Determine the count of lines holding the string "EDFA". Return only the number.

**Raw records**
──────────
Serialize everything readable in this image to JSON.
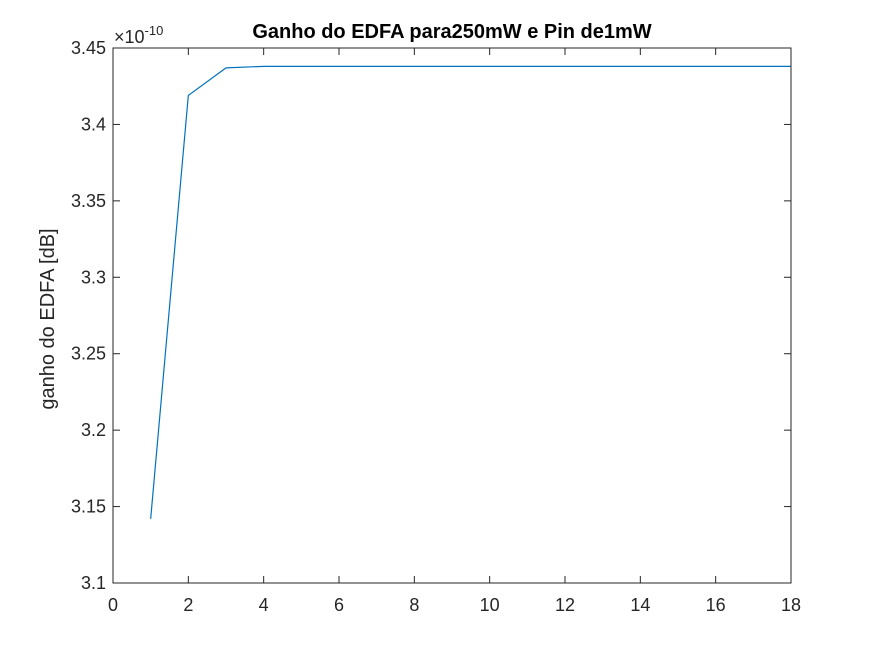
{
  "chart_data": {
    "type": "line",
    "title": "Ganho do EDFA para250mW e Pin de1mW",
    "xlabel": "",
    "ylabel": "ganho do EDFA [dB]",
    "y_exponent_base": "×10",
    "y_exponent_power": "-10",
    "xlim": [
      0,
      18
    ],
    "ylim": [
      3.1,
      3.45
    ],
    "x_ticks": [
      0,
      2,
      4,
      6,
      8,
      10,
      12,
      14,
      16,
      18
    ],
    "x_tick_labels": [
      "0",
      "2",
      "4",
      "6",
      "8",
      "10",
      "12",
      "14",
      "16",
      "18"
    ],
    "y_ticks": [
      3.1,
      3.15,
      3.2,
      3.25,
      3.3,
      3.35,
      3.4,
      3.45
    ],
    "y_tick_labels": [
      "3.1",
      "3.15",
      "3.2",
      "3.25",
      "3.3",
      "3.35",
      "3.4",
      "3.45"
    ],
    "grid": false,
    "line_color": "#0072BD",
    "series": [
      {
        "x": [
          1,
          2,
          3,
          4,
          5,
          6,
          7,
          8,
          9,
          10,
          11,
          12,
          13,
          14,
          15,
          16,
          17,
          18
        ],
        "values": [
          3.142,
          3.419,
          3.437,
          3.438,
          3.438,
          3.438,
          3.438,
          3.438,
          3.438,
          3.438,
          3.438,
          3.438,
          3.438,
          3.438,
          3.438,
          3.438,
          3.438,
          3.438
        ]
      }
    ]
  }
}
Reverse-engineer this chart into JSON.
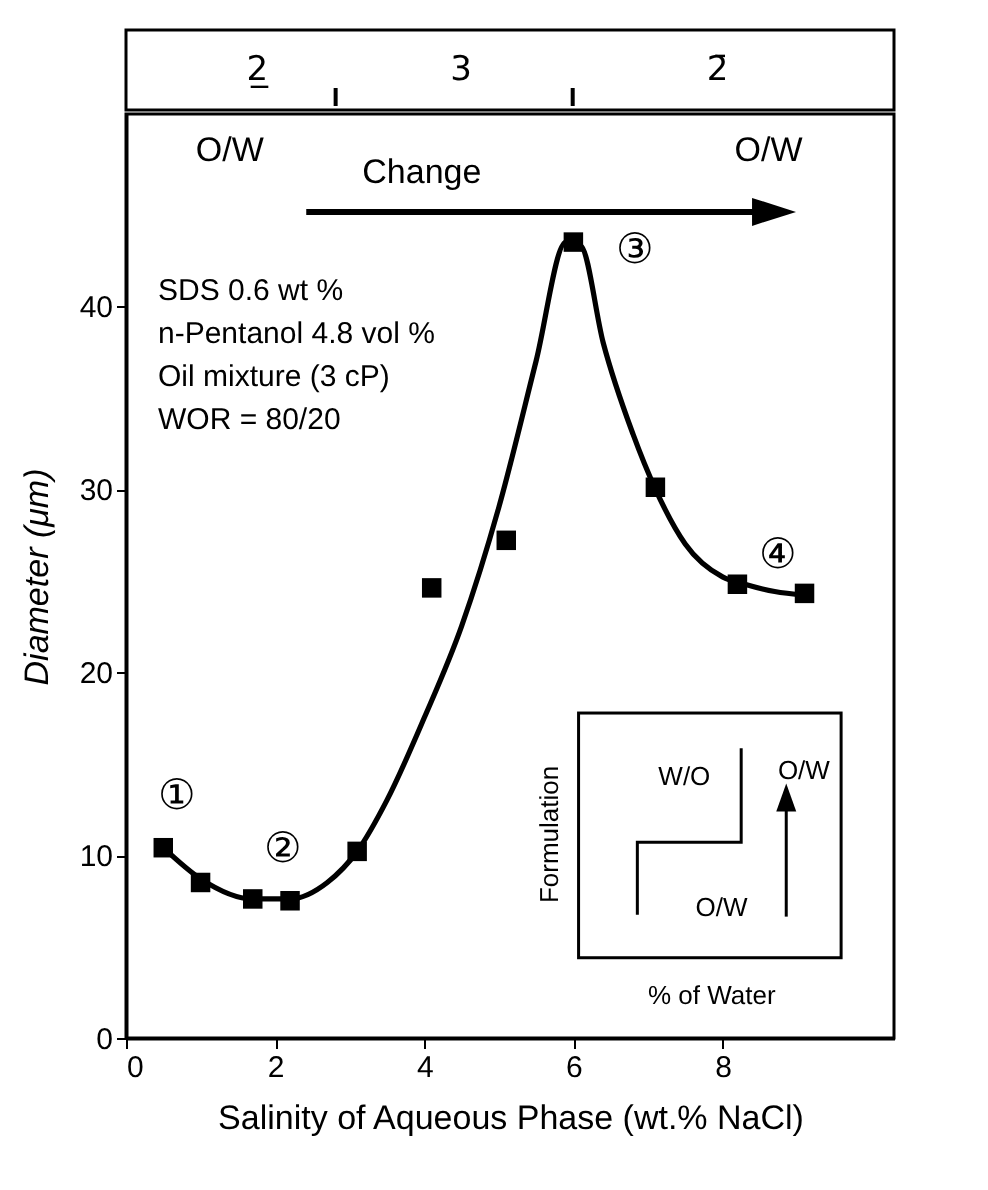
{
  "chart_data": {
    "type": "scatter",
    "xlabel": "Salinity of Aqueous Phase (wt.% NaCl)",
    "ylabel": "Diameter (μm)",
    "xlim": [
      0,
      10.3
    ],
    "xticks": [
      0,
      2,
      4,
      6,
      8
    ],
    "ylim": [
      0,
      50.5
    ],
    "yticks": [
      0,
      10,
      20,
      30,
      40
    ],
    "marker": "square",
    "series": [
      {
        "color": "#000000",
        "x": [
          0.5,
          1.0,
          1.7,
          2.2,
          3.1,
          4.1,
          5.1,
          6.0,
          7.1,
          8.2,
          9.1
        ],
        "values": [
          10.4,
          8.5,
          7.6,
          7.5,
          10.2,
          24.6,
          27.2,
          43.5,
          30.1,
          24.8,
          24.3
        ]
      },
      {
        "type": "line",
        "marker": "none",
        "color": "#000000",
        "x": [
          0.5,
          1.0,
          1.7,
          2.2,
          2.7,
          3.1,
          3.5,
          4.0,
          4.5,
          5.0,
          5.5,
          5.9,
          6.1,
          6.4,
          6.8,
          7.1,
          7.5,
          8.0,
          8.3,
          8.7,
          9.1
        ],
        "values": [
          10.4,
          8.7,
          7.6,
          7.6,
          8.5,
          10.2,
          13.0,
          17.5,
          22.5,
          29.0,
          37.0,
          43.5,
          43.3,
          38.0,
          33.0,
          30.0,
          27.0,
          25.2,
          24.8,
          24.4,
          24.2
        ]
      }
    ],
    "annotations": [
      "SDS 0.6 wt %",
      "n-Pentanol  4.8 vol %",
      "Oil mixture (3 cP)",
      "WOR = 80/20",
      "W/O",
      "O/W",
      "O/W",
      "Formulation",
      "% of Water",
      "2̲",
      "3",
      "2̄",
      "O/W",
      "Change",
      "O/W",
      "①",
      "②",
      "③",
      "④"
    ]
  }
}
──────────
**Answer to the task**
2